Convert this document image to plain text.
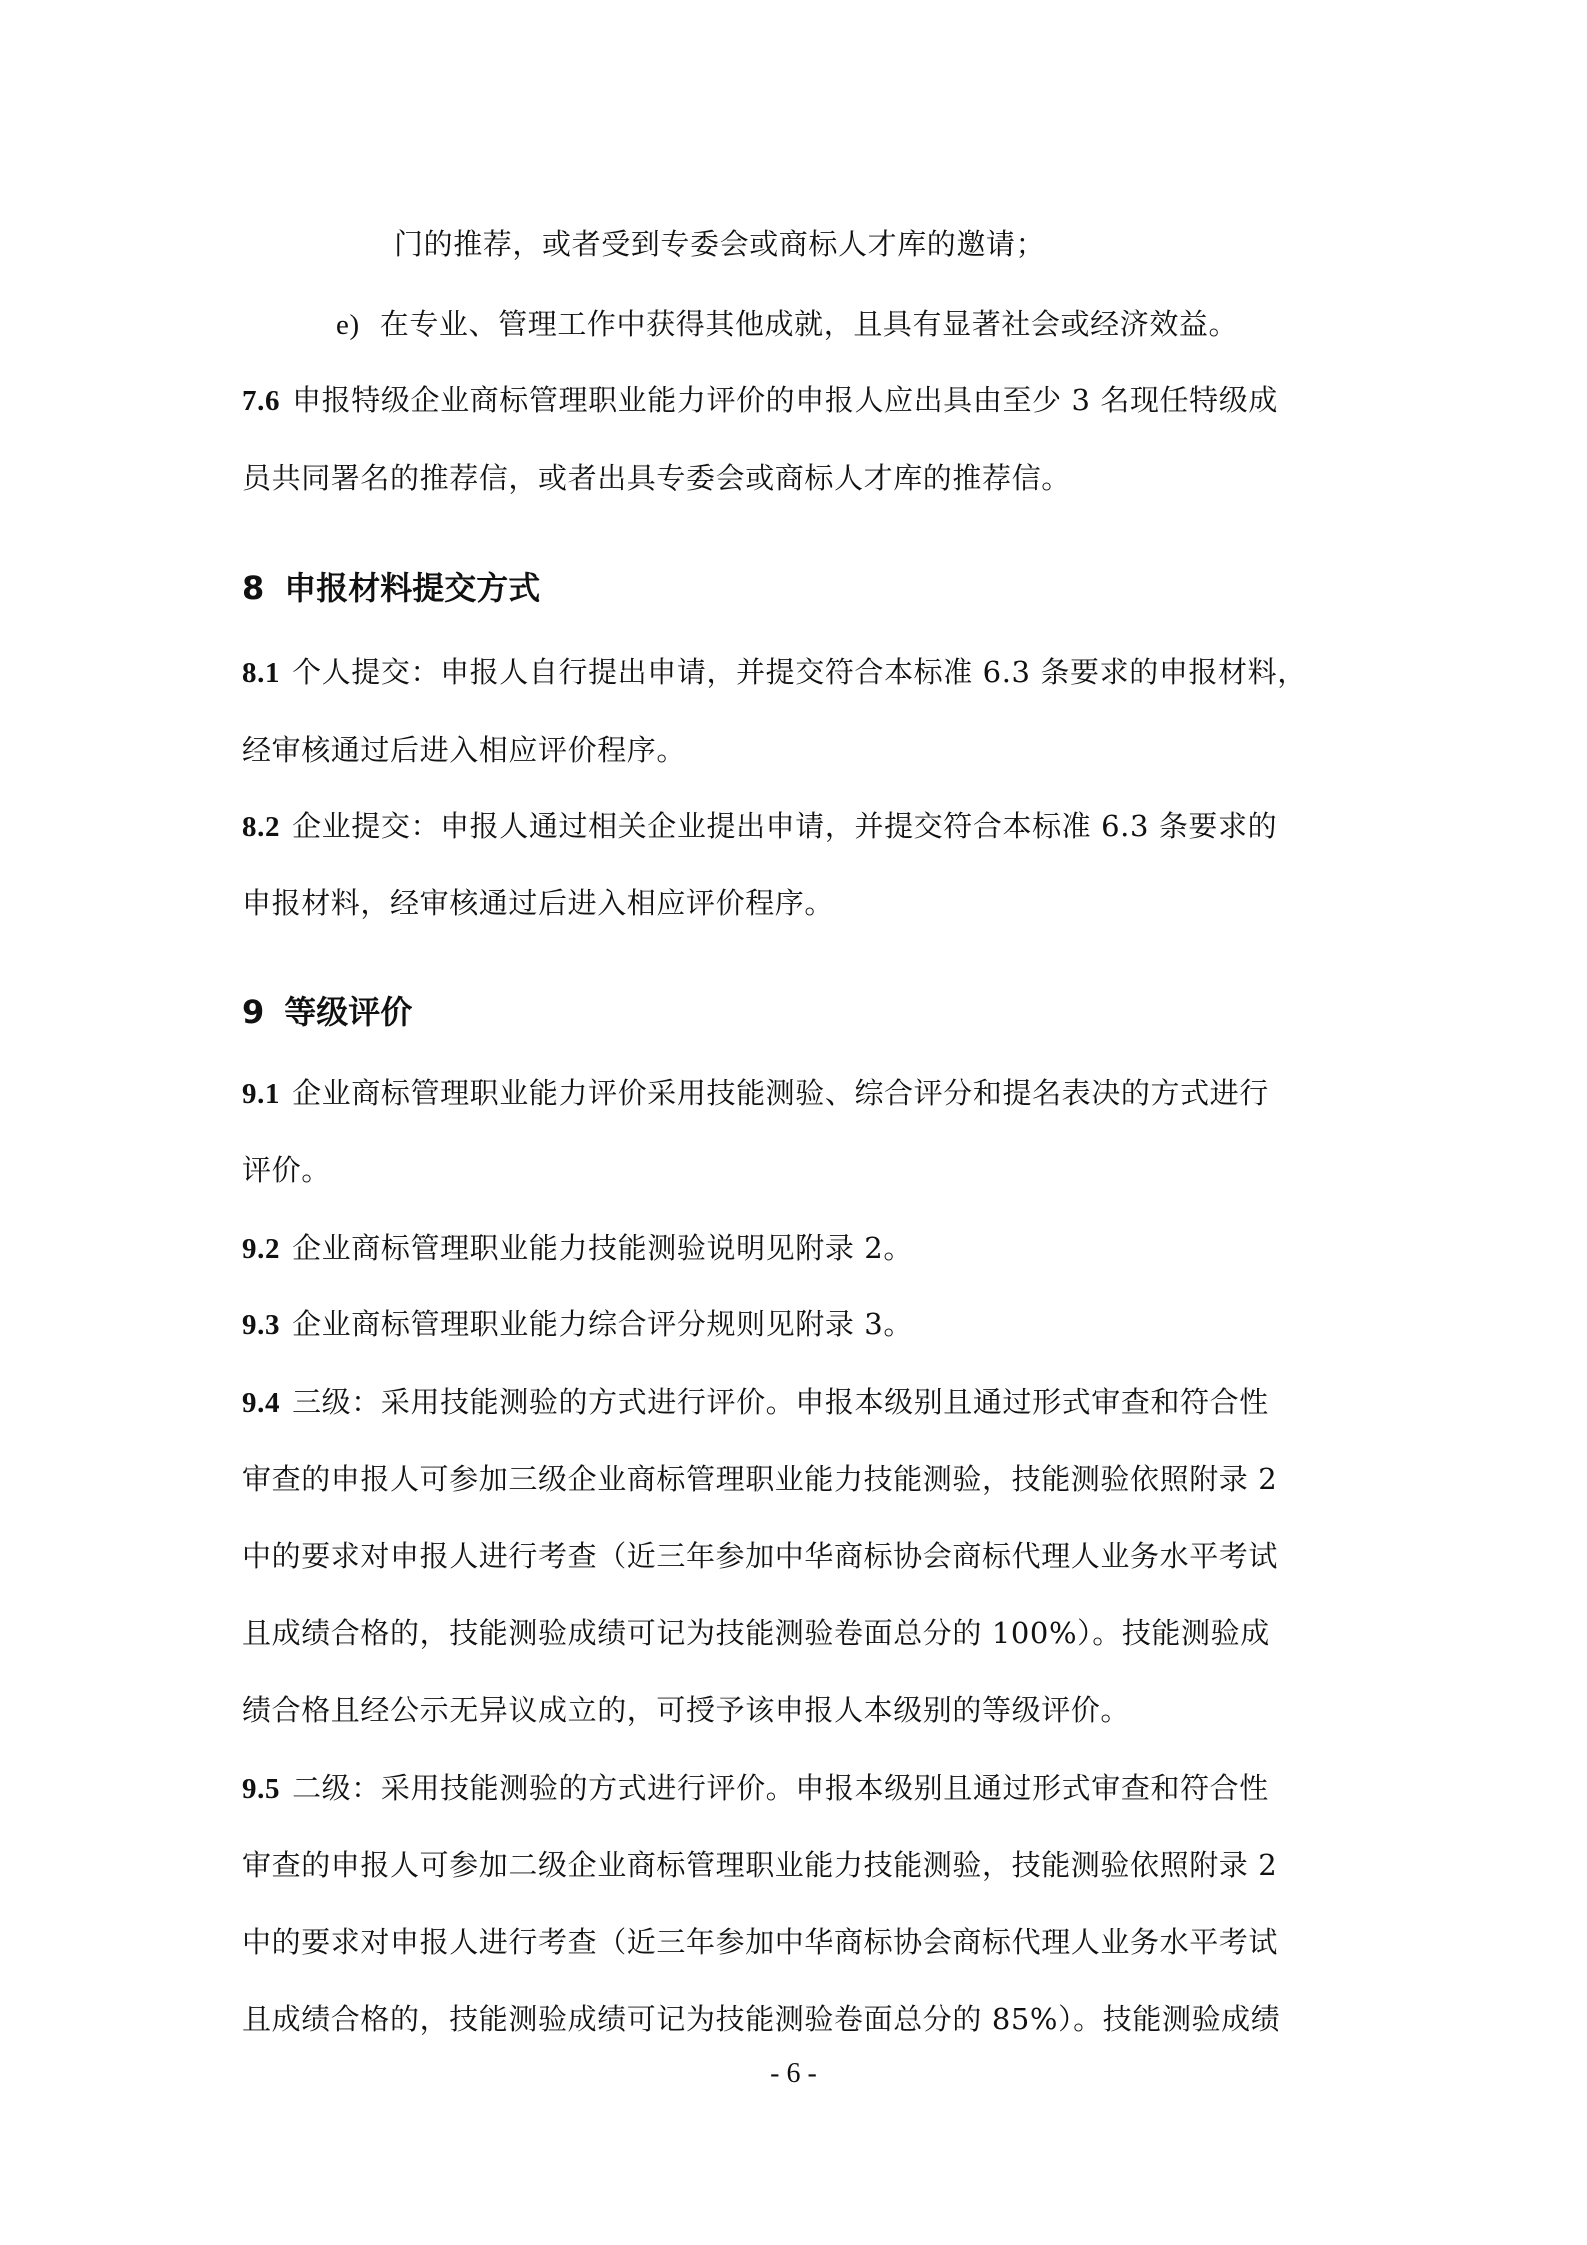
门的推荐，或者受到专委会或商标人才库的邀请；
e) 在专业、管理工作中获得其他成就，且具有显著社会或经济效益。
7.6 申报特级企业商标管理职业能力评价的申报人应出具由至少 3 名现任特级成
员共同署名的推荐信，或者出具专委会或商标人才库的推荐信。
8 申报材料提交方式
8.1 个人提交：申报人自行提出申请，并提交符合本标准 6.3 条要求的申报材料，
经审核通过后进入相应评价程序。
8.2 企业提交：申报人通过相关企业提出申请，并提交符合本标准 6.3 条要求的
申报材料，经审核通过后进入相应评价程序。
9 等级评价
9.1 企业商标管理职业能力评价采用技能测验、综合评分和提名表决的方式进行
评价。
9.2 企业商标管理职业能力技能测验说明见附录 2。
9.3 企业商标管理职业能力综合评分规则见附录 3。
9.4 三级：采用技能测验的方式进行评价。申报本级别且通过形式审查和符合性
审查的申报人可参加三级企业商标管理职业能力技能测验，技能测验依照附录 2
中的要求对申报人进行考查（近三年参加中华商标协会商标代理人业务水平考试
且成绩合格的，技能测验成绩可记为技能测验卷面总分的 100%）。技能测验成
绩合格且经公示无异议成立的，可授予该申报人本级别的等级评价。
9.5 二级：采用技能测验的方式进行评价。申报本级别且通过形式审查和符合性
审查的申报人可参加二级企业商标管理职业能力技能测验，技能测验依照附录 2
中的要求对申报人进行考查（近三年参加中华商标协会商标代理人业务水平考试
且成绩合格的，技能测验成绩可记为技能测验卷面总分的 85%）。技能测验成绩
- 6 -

» Aim of the exercise:
Reproduce every line exactly and omit all pictures.

» Answer to this problem:
Convert this document image to plain text.
门的推荐，或者受到专委会或商标人才库的邀请；
e) 在专业、管理工作中获得其他成就，且具有显著社会或经济效益。
7.6 申报特级企业商标管理职业能力评价的申报人应出具由至少 3 名现任特级成
员共同署名的推荐信，或者出具专委会或商标人才库的推荐信。
8 申报材料提交方式
8.1 个人提交：申报人自行提出申请，并提交符合本标准 6.3 条要求的申报材料，
经审核通过后进入相应评价程序。
8.2 企业提交：申报人通过相关企业提出申请，并提交符合本标准 6.3 条要求的
申报材料，经审核通过后进入相应评价程序。
9 等级评价
9.1 企业商标管理职业能力评价采用技能测验、综合评分和提名表决的方式进行
评价。
9.2 企业商标管理职业能力技能测验说明见附录 2。
9.3 企业商标管理职业能力综合评分规则见附录 3。
9.4 三级：采用技能测验的方式进行评价。申报本级别且通过形式审查和符合性
审查的申报人可参加三级企业商标管理职业能力技能测验，技能测验依照附录 2
中的要求对申报人进行考查（近三年参加中华商标协会商标代理人业务水平考试
且成绩合格的，技能测验成绩可记为技能测验卷面总分的 100%）。技能测验成
绩合格且经公示无异议成立的，可授予该申报人本级别的等级评价。
9.5 二级：采用技能测验的方式进行评价。申报本级别且通过形式审查和符合性
审查的申报人可参加二级企业商标管理职业能力技能测验，技能测验依照附录 2
中的要求对申报人进行考查（近三年参加中华商标协会商标代理人业务水平考试
且成绩合格的，技能测验成绩可记为技能测验卷面总分的 85%）。技能测验成绩
- 6 -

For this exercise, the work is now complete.